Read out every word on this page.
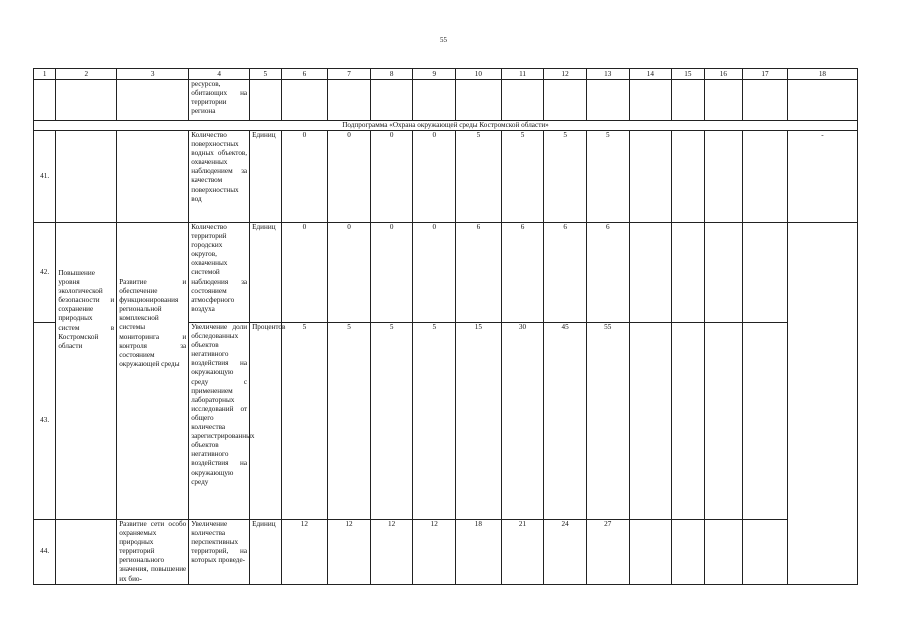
55
1	2	3	4	5	6	7	8	9	10	11	12	13	14	15	16	17	18
			ресурсов, обитающих на территории региона														
Подпрограмма «Охрана окружающей среды Костромской области»																	
41.			Количество поверхностных водных объектов, охваченных наблюдением за качеством поверхностных вод	Единиц	0	0	0	0	5	5	5	5					-
42.	Повышение уровня экологической безопасности и сохранение природных систем в Костромской области	Развитие и обеспечение функционирования региональной комплексной системы мониторинга и контроля за состоянием окружающей среды	Количество территорий городских округов, охваченных системой наблюдения за состоянием атмосферного воздуха	Единиц	0	0	0	0	6	6	6	6					
43.			Увеличение доли обследованных объектов негативного воздействия на окружающую среду с применением лабораторных исследований от общего количества зарегистрированных объектов негативного воздействия на окружающую среду	Процентов	5	5	5	5	15	30	45	55					
44.		Развитие сети особо охраняемых природных территорий регионального значения, повышение их био-	Увеличение количества перспективных территорий, на которых проведе-	Единиц	12	12	12	12	18	21	24	27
^^^^
§ EXERCISE REQUIREMENTS:
Give the entries again word for word, but skip the pictures.

§ SOLUTION:
Read out every word on this page.
55
1	2	3	4	5	6	7	8	9	10	11	12	13	14	15	16	17	18
			ресурсов, обитающих на территории региона														
Подпрограмма «Охрана окружающей среды Костромской области»																	
41.			Количество поверхностных водных объектов, охваченных наблюдением за качеством поверхностных вод	Единиц	0	0	0	0	5	5	5	5					-
42.	Повышение уровня экологической безопасности и сохранение природных систем в Костромской области	Развитие и обеспечение функционирования региональной комплексной системы мониторинга и контроля за состоянием окружающей среды	Количество территорий городских округов, охваченных системой наблюдения за состоянием атмосферного воздуха	Единиц	0	0	0	0	6	6	6	6					
43.			Увеличение доли обследованных объектов негативного воздействия на окружающую среду с применением лабораторных исследований от общего количества зарегистрированных объектов негативного воздействия на окружающую среду	Процентов	5	5	5	5	15	30	45	55					
44.		Развитие сети особо охраняемых природных территорий регионального значения, повышение их био-	Увеличение количества перспективных территорий, на которых проведе-	Единиц	12	12	12	12	18	21	24	27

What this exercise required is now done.